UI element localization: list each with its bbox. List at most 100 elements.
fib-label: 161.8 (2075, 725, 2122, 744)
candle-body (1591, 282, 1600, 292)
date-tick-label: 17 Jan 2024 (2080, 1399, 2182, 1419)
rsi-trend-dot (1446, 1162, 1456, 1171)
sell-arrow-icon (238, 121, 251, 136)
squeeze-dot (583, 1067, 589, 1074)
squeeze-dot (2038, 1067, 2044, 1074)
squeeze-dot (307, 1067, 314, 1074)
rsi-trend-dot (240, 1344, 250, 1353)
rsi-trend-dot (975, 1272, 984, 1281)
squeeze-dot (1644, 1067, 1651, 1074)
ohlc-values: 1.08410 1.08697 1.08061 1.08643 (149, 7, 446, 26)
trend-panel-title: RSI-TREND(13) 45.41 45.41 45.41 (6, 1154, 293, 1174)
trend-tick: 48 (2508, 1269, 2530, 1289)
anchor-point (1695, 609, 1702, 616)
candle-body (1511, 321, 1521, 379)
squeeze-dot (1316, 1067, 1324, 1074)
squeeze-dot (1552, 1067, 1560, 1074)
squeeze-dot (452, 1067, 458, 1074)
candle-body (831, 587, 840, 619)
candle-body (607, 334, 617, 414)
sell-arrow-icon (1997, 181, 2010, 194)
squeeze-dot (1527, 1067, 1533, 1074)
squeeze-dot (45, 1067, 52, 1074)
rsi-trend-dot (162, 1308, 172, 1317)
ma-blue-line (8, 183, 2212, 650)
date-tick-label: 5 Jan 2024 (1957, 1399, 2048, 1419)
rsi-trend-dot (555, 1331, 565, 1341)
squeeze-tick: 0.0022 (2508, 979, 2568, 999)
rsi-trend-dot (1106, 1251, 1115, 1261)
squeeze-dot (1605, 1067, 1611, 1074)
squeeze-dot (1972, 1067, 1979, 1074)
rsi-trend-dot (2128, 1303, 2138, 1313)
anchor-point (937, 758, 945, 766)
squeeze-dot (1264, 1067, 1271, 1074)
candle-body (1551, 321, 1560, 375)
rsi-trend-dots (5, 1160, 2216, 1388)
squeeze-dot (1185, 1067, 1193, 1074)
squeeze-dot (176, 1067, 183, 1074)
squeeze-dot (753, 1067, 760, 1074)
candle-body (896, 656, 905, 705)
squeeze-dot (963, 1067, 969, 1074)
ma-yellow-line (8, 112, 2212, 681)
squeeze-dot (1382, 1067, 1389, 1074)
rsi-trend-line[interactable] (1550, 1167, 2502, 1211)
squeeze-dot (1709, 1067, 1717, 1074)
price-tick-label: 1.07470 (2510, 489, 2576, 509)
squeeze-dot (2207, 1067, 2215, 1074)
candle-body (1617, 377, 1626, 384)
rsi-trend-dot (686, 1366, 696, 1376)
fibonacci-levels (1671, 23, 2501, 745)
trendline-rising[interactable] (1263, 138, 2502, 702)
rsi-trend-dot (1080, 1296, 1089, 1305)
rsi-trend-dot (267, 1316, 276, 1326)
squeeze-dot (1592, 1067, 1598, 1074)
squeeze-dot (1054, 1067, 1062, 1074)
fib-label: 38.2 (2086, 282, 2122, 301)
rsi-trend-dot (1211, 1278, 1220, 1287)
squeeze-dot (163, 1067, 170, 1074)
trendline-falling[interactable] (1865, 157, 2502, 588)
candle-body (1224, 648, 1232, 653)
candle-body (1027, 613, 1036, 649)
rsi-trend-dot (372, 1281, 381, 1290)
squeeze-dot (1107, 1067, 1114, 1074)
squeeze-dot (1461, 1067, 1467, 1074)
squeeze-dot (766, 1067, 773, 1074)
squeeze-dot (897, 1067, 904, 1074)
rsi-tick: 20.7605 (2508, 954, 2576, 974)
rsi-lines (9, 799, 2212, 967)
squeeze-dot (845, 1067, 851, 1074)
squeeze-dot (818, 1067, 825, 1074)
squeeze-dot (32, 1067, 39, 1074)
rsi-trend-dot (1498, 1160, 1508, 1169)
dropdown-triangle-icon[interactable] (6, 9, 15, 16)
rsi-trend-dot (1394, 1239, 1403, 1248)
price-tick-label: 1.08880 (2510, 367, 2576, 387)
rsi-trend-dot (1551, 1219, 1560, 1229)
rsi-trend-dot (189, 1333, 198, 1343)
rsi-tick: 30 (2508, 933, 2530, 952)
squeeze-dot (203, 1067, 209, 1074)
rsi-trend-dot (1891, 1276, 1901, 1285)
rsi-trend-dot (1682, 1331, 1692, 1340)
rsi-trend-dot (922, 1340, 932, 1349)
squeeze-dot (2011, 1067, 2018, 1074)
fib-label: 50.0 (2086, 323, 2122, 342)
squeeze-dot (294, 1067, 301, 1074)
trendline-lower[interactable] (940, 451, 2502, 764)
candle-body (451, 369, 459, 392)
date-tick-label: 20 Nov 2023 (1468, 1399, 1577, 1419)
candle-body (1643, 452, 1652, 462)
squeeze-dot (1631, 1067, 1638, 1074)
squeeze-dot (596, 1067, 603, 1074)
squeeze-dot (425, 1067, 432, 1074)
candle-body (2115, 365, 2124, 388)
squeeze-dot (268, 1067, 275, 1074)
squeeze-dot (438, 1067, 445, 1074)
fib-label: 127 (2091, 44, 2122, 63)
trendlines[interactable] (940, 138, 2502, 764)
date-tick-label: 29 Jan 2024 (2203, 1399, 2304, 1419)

(JOB): Copy every record above verbatim, line by line.

(EXERCISE ANSWER):
UI element localization: list each with its bbox. List at most 100 elements.
fib-label: 161.8 (2075, 725, 2122, 744)
candle-body (1591, 282, 1600, 292)
date-tick-label: 17 Jan 2024 (2080, 1399, 2182, 1419)
rsi-trend-dot (1446, 1162, 1456, 1171)
sell-arrow-icon (238, 121, 251, 136)
squeeze-dot (583, 1067, 589, 1074)
squeeze-dot (2038, 1067, 2044, 1074)
squeeze-dot (307, 1067, 314, 1074)
rsi-trend-dot (240, 1344, 250, 1353)
rsi-trend-dot (975, 1272, 984, 1281)
squeeze-dot (1644, 1067, 1651, 1074)
ohlc-values: 1.08410 1.08697 1.08061 1.08643 (149, 7, 446, 26)
trend-panel-title: RSI-TREND(13) 45.41 45.41 45.41 (6, 1154, 293, 1174)
trend-tick: 48 (2508, 1269, 2530, 1289)
anchor-point (1695, 609, 1702, 616)
candle-body (1511, 321, 1521, 379)
squeeze-dot (1316, 1067, 1324, 1074)
squeeze-dot (1552, 1067, 1560, 1074)
squeeze-dot (452, 1067, 458, 1074)
candle-body (831, 587, 840, 619)
candle-body (607, 334, 617, 414)
sell-arrow-icon (1997, 181, 2010, 194)
squeeze-dot (1527, 1067, 1533, 1074)
squeeze-dot (45, 1067, 52, 1074)
rsi-trend-dot (162, 1308, 172, 1317)
ma-blue-line (8, 183, 2212, 650)
date-tick-label: 5 Jan 2024 (1957, 1399, 2048, 1419)
rsi-trend-dot (555, 1331, 565, 1341)
squeeze-tick: 0.0022 (2508, 979, 2568, 999)
rsi-trend-dot (1106, 1251, 1115, 1261)
squeeze-dot (1605, 1067, 1611, 1074)
squeeze-dot (1972, 1067, 1979, 1074)
rsi-trend-dot (2128, 1303, 2138, 1313)
anchor-point (937, 758, 945, 766)
squeeze-dot (1264, 1067, 1271, 1074)
candle-body (1551, 321, 1560, 375)
rsi-trend-dots (5, 1160, 2216, 1388)
squeeze-dot (1185, 1067, 1193, 1074)
squeeze-dot (176, 1067, 183, 1074)
squeeze-dot (753, 1067, 760, 1074)
candle-body (896, 656, 905, 705)
squeeze-dot (963, 1067, 969, 1074)
ma-yellow-line (8, 112, 2212, 681)
squeeze-dot (1382, 1067, 1389, 1074)
rsi-trend-line[interactable] (1550, 1167, 2502, 1211)
squeeze-dot (1709, 1067, 1717, 1074)
price-tick-label: 1.07470 (2510, 489, 2576, 509)
squeeze-dot (2207, 1067, 2215, 1074)
candle-body (1617, 377, 1626, 384)
rsi-trend-dot (686, 1366, 696, 1376)
fibonacci-levels (1671, 23, 2501, 745)
trendline-rising[interactable] (1263, 138, 2502, 702)
rsi-trend-dot (1080, 1296, 1089, 1305)
rsi-trend-dot (267, 1316, 276, 1326)
squeeze-dot (1592, 1067, 1598, 1074)
squeeze-dot (1054, 1067, 1062, 1074)
fib-label: 38.2 (2086, 282, 2122, 301)
rsi-trend-dot (1211, 1278, 1220, 1287)
squeeze-dot (163, 1067, 170, 1074)
trendline-falling[interactable] (1865, 157, 2502, 588)
candle-body (1224, 648, 1232, 653)
candle-body (1027, 613, 1036, 649)
rsi-trend-dot (372, 1281, 381, 1290)
squeeze-dot (1107, 1067, 1114, 1074)
squeeze-dot (1461, 1067, 1467, 1074)
squeeze-dot (766, 1067, 773, 1074)
squeeze-dot (897, 1067, 904, 1074)
rsi-tick: 20.7605 (2508, 954, 2576, 974)
rsi-lines (9, 799, 2212, 967)
squeeze-dot (845, 1067, 851, 1074)
squeeze-dot (818, 1067, 825, 1074)
squeeze-dot (32, 1067, 39, 1074)
rsi-trend-dot (1498, 1160, 1508, 1169)
dropdown-triangle-icon[interactable] (6, 9, 15, 16)
rsi-trend-dot (1394, 1239, 1403, 1248)
price-tick-label: 1.08880 (2510, 367, 2576, 387)
rsi-trend-dot (1551, 1219, 1560, 1229)
rsi-trend-dot (189, 1333, 198, 1343)
rsi-tick: 30 (2508, 933, 2530, 952)
squeeze-dot (203, 1067, 209, 1074)
rsi-trend-dot (1891, 1276, 1901, 1285)
rsi-trend-dot (1682, 1331, 1692, 1340)
rsi-trend-dot (922, 1340, 932, 1349)
squeeze-dot (2011, 1067, 2018, 1074)
fib-label: 50.0 (2086, 323, 2122, 342)
squeeze-dot (294, 1067, 301, 1074)
trendline-lower[interactable] (940, 451, 2502, 764)
candle-body (451, 369, 459, 392)
date-tick-label: 20 Nov 2023 (1468, 1399, 1577, 1419)
candle-body (1643, 452, 1652, 462)
squeeze-dot (1631, 1067, 1638, 1074)
squeeze-dot (596, 1067, 603, 1074)
squeeze-dot (425, 1067, 432, 1074)
candle-body (2115, 365, 2124, 388)
squeeze-dot (268, 1067, 275, 1074)
squeeze-dot (438, 1067, 445, 1074)
fib-label: 127 (2091, 44, 2122, 63)
trendlines[interactable] (940, 138, 2502, 764)
date-tick-label: 29 Jan 2024 (2203, 1399, 2304, 1419)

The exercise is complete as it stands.